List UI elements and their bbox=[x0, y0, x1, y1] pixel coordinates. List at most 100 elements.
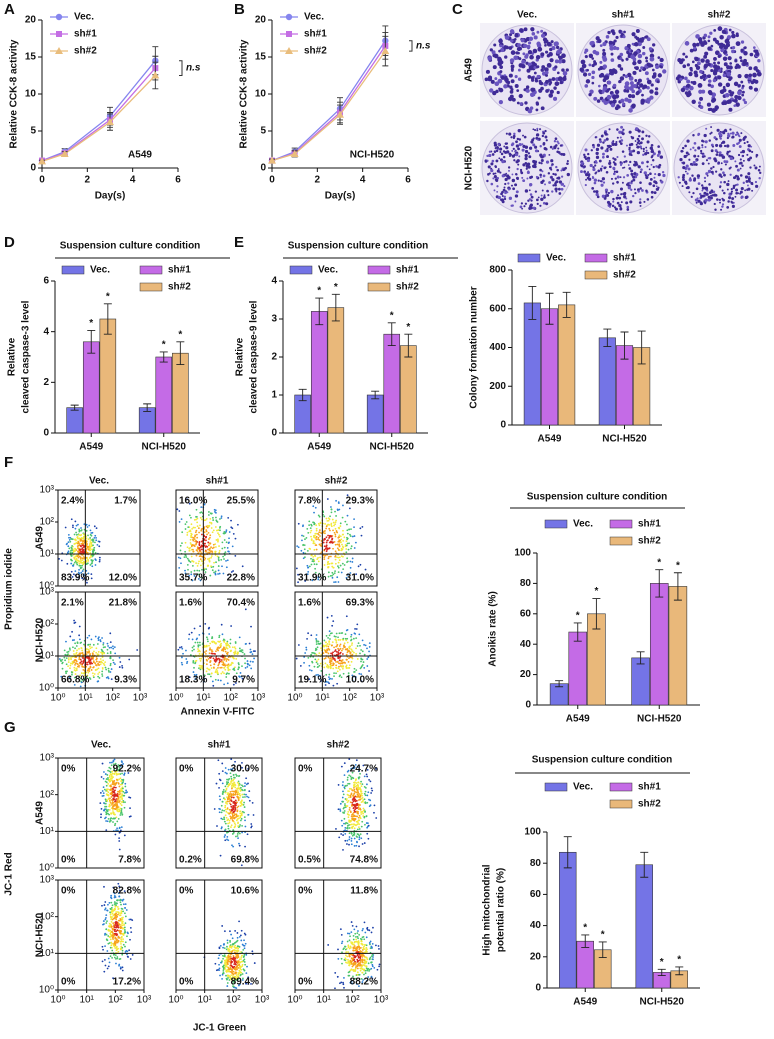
event-dot bbox=[342, 662, 344, 664]
event-dot bbox=[332, 574, 334, 576]
colony bbox=[637, 151, 640, 154]
colony bbox=[648, 135, 650, 137]
event-dot bbox=[239, 813, 241, 815]
colony bbox=[507, 176, 510, 179]
y-axis-label: Relative bbox=[7, 337, 18, 376]
event-dot bbox=[74, 521, 76, 523]
colony bbox=[522, 135, 524, 137]
event-dot bbox=[185, 542, 187, 544]
colony bbox=[704, 65, 708, 69]
event-dot bbox=[338, 571, 340, 573]
event-dot bbox=[214, 660, 216, 662]
event-dot bbox=[351, 657, 353, 659]
colony bbox=[595, 190, 598, 193]
event-dot bbox=[335, 664, 337, 666]
event-dot bbox=[76, 652, 78, 654]
colony bbox=[615, 90, 620, 95]
colony bbox=[636, 91, 640, 95]
event-dot bbox=[333, 685, 335, 687]
event-dot bbox=[337, 547, 339, 549]
colony bbox=[601, 135, 603, 137]
colony bbox=[603, 75, 607, 79]
y-axis-label: Relative CCK-8 activity bbox=[239, 39, 250, 148]
quadrant-percent: 66.8% bbox=[61, 675, 89, 686]
colony bbox=[612, 95, 617, 100]
event-dot bbox=[88, 668, 90, 670]
colony bbox=[544, 194, 546, 196]
colony bbox=[562, 77, 567, 82]
event-dot bbox=[331, 615, 333, 617]
colony bbox=[715, 144, 718, 147]
colony bbox=[588, 178, 591, 181]
event-dot bbox=[89, 658, 91, 660]
event-dot bbox=[239, 845, 241, 847]
event-dot bbox=[196, 555, 198, 557]
event-dot bbox=[227, 668, 229, 670]
colony bbox=[747, 185, 749, 187]
event-dot bbox=[237, 837, 239, 839]
colony bbox=[700, 197, 702, 199]
event-dot bbox=[244, 658, 246, 660]
event-dot bbox=[345, 639, 347, 641]
y-tick-label: 1 bbox=[271, 390, 277, 401]
colony bbox=[684, 155, 687, 158]
colony bbox=[649, 47, 652, 50]
colony bbox=[521, 60, 525, 64]
event-dot bbox=[221, 517, 223, 519]
colony bbox=[746, 180, 749, 183]
event-dot bbox=[346, 529, 348, 531]
event-dot bbox=[91, 646, 93, 648]
event-dot bbox=[198, 563, 200, 565]
colony bbox=[726, 72, 731, 77]
event-dot bbox=[199, 642, 201, 644]
event-dot bbox=[192, 647, 194, 649]
event-dot bbox=[337, 544, 339, 546]
colony bbox=[686, 165, 689, 168]
event-dot bbox=[343, 673, 345, 675]
quadrant-percent: 0% bbox=[61, 764, 76, 775]
colony bbox=[637, 190, 639, 192]
event-dot bbox=[107, 643, 109, 645]
colony bbox=[719, 151, 722, 154]
event-dot bbox=[100, 640, 102, 642]
event-dot bbox=[192, 565, 194, 567]
colony bbox=[486, 155, 488, 157]
event-dot bbox=[83, 558, 85, 560]
colony bbox=[689, 178, 692, 181]
colony bbox=[753, 79, 757, 83]
annotation: n.s bbox=[416, 41, 431, 52]
event-dot bbox=[336, 667, 338, 669]
colony bbox=[725, 53, 728, 56]
colony bbox=[623, 167, 625, 169]
event-dot bbox=[118, 786, 120, 788]
colony bbox=[584, 148, 587, 151]
event-dot bbox=[337, 670, 339, 672]
colony bbox=[615, 177, 617, 179]
event-dot bbox=[355, 653, 357, 655]
y-tick-label: 0 bbox=[271, 428, 277, 439]
event-dot bbox=[324, 545, 326, 547]
event-dot bbox=[114, 824, 116, 826]
colony bbox=[679, 158, 682, 161]
colony bbox=[690, 148, 692, 150]
x-tick-label: 6 bbox=[405, 175, 411, 186]
event-dot bbox=[111, 799, 113, 801]
event-dot bbox=[117, 799, 119, 801]
colony bbox=[581, 60, 586, 65]
colony bbox=[713, 62, 716, 65]
event-dot bbox=[205, 539, 207, 541]
event-dot bbox=[195, 542, 197, 544]
colony bbox=[528, 76, 531, 79]
colony bbox=[549, 48, 552, 51]
event-dot bbox=[311, 538, 313, 540]
colony bbox=[705, 172, 708, 175]
event-dot bbox=[314, 555, 316, 557]
event-dot bbox=[326, 664, 328, 666]
colony bbox=[542, 132, 545, 135]
event-dot bbox=[223, 573, 225, 575]
event-dot bbox=[74, 543, 76, 545]
event-dot bbox=[318, 537, 320, 539]
event-dot bbox=[124, 783, 126, 785]
colony bbox=[549, 167, 552, 170]
colony bbox=[640, 101, 644, 105]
----
*WHAT TO PRODUCE*
Rewrite every row above, replacing "event-dot" with "data-point" throughout and leaving everything else unchanged. Omit the pictures from your answer.

*ANSWER FOR THIS EXERCISE*
List UI elements and their bbox=[x0, y0, x1, y1] pixel coordinates. List at most 100 elements.
data-point bbox=[342, 662, 344, 664]
data-point bbox=[332, 574, 334, 576]
colony bbox=[637, 151, 640, 154]
colony bbox=[648, 135, 650, 137]
data-point bbox=[239, 813, 241, 815]
colony bbox=[507, 176, 510, 179]
y-axis-label: Relative bbox=[7, 337, 18, 376]
data-point bbox=[74, 521, 76, 523]
colony bbox=[522, 135, 524, 137]
data-point bbox=[185, 542, 187, 544]
colony bbox=[704, 65, 708, 69]
data-point bbox=[338, 571, 340, 573]
data-point bbox=[214, 660, 216, 662]
data-point bbox=[351, 657, 353, 659]
colony bbox=[595, 190, 598, 193]
data-point bbox=[335, 664, 337, 666]
data-point bbox=[76, 652, 78, 654]
colony bbox=[615, 90, 620, 95]
colony bbox=[636, 91, 640, 95]
data-point bbox=[333, 685, 335, 687]
data-point bbox=[337, 547, 339, 549]
colony bbox=[601, 135, 603, 137]
colony bbox=[603, 75, 607, 79]
y-axis-label: Relative CCK-8 activity bbox=[239, 39, 250, 148]
quadrant-percent: 66.8% bbox=[61, 675, 89, 686]
colony bbox=[612, 95, 617, 100]
data-point bbox=[88, 668, 90, 670]
colony bbox=[544, 194, 546, 196]
colony bbox=[562, 77, 567, 82]
data-point bbox=[331, 615, 333, 617]
colony bbox=[715, 144, 718, 147]
colony bbox=[588, 178, 591, 181]
data-point bbox=[89, 658, 91, 660]
data-point bbox=[239, 845, 241, 847]
data-point bbox=[196, 555, 198, 557]
data-point bbox=[227, 668, 229, 670]
colony bbox=[747, 185, 749, 187]
data-point bbox=[237, 837, 239, 839]
colony bbox=[700, 197, 702, 199]
data-point bbox=[244, 658, 246, 660]
data-point bbox=[345, 639, 347, 641]
y-tick-label: 1 bbox=[271, 390, 277, 401]
colony bbox=[684, 155, 687, 158]
colony bbox=[649, 47, 652, 50]
colony bbox=[521, 60, 525, 64]
data-point bbox=[221, 517, 223, 519]
colony bbox=[746, 180, 749, 183]
data-point bbox=[346, 529, 348, 531]
data-point bbox=[91, 646, 93, 648]
data-point bbox=[198, 563, 200, 565]
colony bbox=[726, 72, 731, 77]
data-point bbox=[199, 642, 201, 644]
data-point bbox=[192, 647, 194, 649]
data-point bbox=[337, 544, 339, 546]
colony bbox=[686, 165, 689, 168]
data-point bbox=[343, 673, 345, 675]
quadrant-percent: 0% bbox=[61, 764, 76, 775]
colony bbox=[637, 190, 639, 192]
data-point bbox=[107, 643, 109, 645]
colony bbox=[719, 151, 722, 154]
data-point bbox=[100, 640, 102, 642]
data-point bbox=[192, 565, 194, 567]
colony bbox=[486, 155, 488, 157]
data-point bbox=[83, 558, 85, 560]
colony bbox=[689, 178, 692, 181]
colony bbox=[753, 79, 757, 83]
annotation: n.s bbox=[416, 41, 431, 52]
data-point bbox=[336, 667, 338, 669]
colony bbox=[725, 53, 728, 56]
colony bbox=[623, 167, 625, 169]
data-point bbox=[118, 786, 120, 788]
colony bbox=[584, 148, 587, 151]
data-point bbox=[337, 670, 339, 672]
colony bbox=[615, 177, 617, 179]
data-point bbox=[355, 653, 357, 655]
y-tick-label: 0 bbox=[271, 428, 277, 439]
data-point bbox=[324, 545, 326, 547]
data-point bbox=[114, 824, 116, 826]
colony bbox=[679, 158, 682, 161]
colony bbox=[690, 148, 692, 150]
x-tick-label: 6 bbox=[405, 175, 411, 186]
data-point bbox=[111, 799, 113, 801]
data-point bbox=[117, 799, 119, 801]
colony bbox=[581, 60, 586, 65]
colony bbox=[713, 62, 716, 65]
data-point bbox=[205, 539, 207, 541]
data-point bbox=[195, 542, 197, 544]
colony bbox=[528, 76, 531, 79]
colony bbox=[549, 48, 552, 51]
data-point bbox=[311, 538, 313, 540]
colony bbox=[705, 172, 708, 175]
data-point bbox=[314, 555, 316, 557]
data-point bbox=[326, 664, 328, 666]
colony bbox=[542, 132, 545, 135]
data-point bbox=[223, 573, 225, 575]
data-point bbox=[74, 543, 76, 545]
data-point bbox=[318, 537, 320, 539]
data-point bbox=[124, 783, 126, 785]
colony bbox=[549, 167, 552, 170]
colony bbox=[640, 101, 644, 105]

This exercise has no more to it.